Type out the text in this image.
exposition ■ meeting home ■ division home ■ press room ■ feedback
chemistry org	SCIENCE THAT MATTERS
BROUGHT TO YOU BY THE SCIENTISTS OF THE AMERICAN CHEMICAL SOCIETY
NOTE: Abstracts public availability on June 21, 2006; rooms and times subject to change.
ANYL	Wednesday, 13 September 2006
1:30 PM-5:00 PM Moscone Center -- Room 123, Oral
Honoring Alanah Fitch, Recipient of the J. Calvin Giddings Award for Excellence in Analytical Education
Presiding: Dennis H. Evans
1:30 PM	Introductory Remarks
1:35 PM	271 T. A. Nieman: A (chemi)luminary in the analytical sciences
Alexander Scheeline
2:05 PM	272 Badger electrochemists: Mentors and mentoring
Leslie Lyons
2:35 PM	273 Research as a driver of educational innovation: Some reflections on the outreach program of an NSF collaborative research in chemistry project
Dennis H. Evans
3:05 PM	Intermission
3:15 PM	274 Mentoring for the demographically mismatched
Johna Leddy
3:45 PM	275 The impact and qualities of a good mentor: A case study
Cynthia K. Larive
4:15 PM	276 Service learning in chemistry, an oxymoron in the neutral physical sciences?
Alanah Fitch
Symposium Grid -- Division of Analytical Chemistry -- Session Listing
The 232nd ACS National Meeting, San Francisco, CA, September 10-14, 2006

※

▶ _Written task_: All of the entries must be written out exactly as they stand.

▶ _Reply_:
Type out the text in this image.
exposition ■ meeting home ■ division home ■ press room ■ feedback
chemistry org	SCIENCE THAT MATTERS
BROUGHT TO YOU BY THE SCIENTISTS OF THE AMERICAN CHEMICAL SOCIETY
NOTE: Abstracts public availability on June 21, 2006; rooms and times subject to change.
ANYL	Wednesday, 13 September 2006
1:30 PM-5:00 PM Moscone Center -- Room 123, Oral
Honoring Alanah Fitch, Recipient of the J. Calvin Giddings Award for Excellence in Analytical Education
Presiding: Dennis H. Evans
1:30 PM	Introductory Remarks
1:35 PM	271 T. A. Nieman: A (chemi)luminary in the analytical sciences
Alexander Scheeline
2:05 PM	272 Badger electrochemists: Mentors and mentoring
Leslie Lyons
2:35 PM	273 Research as a driver of educational innovation: Some reflections on the outreach program of an NSF collaborative research in chemistry project
Dennis H. Evans
3:05 PM	Intermission
3:15 PM	274 Mentoring for the demographically mismatched
Johna Leddy
3:45 PM	275 The impact and qualities of a good mentor: A case study
Cynthia K. Larive
4:15 PM	276 Service learning in chemistry, an oxymoron in the neutral physical sciences?
Alanah Fitch
Symposium Grid -- Division of Analytical Chemistry -- Session Listing
The 232nd ACS National Meeting, San Francisco, CA, September 10-14, 2006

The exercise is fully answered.